* **AIM OF THE TASK**
Gather every line in the listing below that contains the string "axis", and copy each of those lines unchanged.

-- Start TASK MATERIAL --

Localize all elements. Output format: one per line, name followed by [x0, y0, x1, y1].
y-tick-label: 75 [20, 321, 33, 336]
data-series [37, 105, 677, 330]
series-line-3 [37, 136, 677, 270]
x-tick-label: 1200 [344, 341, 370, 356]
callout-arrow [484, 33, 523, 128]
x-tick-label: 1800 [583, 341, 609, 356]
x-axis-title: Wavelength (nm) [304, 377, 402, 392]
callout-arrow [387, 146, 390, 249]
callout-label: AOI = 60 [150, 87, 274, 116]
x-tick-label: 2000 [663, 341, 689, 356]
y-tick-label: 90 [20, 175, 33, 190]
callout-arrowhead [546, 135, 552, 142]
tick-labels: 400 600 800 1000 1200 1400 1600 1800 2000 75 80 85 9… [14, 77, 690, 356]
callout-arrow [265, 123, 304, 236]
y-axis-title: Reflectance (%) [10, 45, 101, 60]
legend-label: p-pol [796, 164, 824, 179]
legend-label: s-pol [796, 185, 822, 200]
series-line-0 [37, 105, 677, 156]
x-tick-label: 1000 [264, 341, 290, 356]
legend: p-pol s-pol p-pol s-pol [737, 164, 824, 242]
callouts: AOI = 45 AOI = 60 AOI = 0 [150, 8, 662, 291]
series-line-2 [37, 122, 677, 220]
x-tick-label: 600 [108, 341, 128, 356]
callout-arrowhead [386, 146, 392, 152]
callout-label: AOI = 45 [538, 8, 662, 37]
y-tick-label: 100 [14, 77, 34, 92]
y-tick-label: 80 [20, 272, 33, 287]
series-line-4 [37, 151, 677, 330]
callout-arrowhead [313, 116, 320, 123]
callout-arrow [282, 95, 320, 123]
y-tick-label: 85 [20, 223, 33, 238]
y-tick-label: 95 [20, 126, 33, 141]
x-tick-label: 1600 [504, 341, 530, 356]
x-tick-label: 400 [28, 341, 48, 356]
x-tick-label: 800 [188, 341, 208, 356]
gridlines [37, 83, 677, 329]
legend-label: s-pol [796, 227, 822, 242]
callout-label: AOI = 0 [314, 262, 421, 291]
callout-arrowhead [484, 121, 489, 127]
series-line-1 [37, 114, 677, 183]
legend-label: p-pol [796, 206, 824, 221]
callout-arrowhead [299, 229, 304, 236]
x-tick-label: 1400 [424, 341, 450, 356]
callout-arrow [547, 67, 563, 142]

-- End TASK MATERIAL --

* **ANSWER IN FULL**
x-axis-title: Wavelength (nm) [304, 377, 402, 392]
y-axis-title: Reflectance (%) [10, 45, 101, 60]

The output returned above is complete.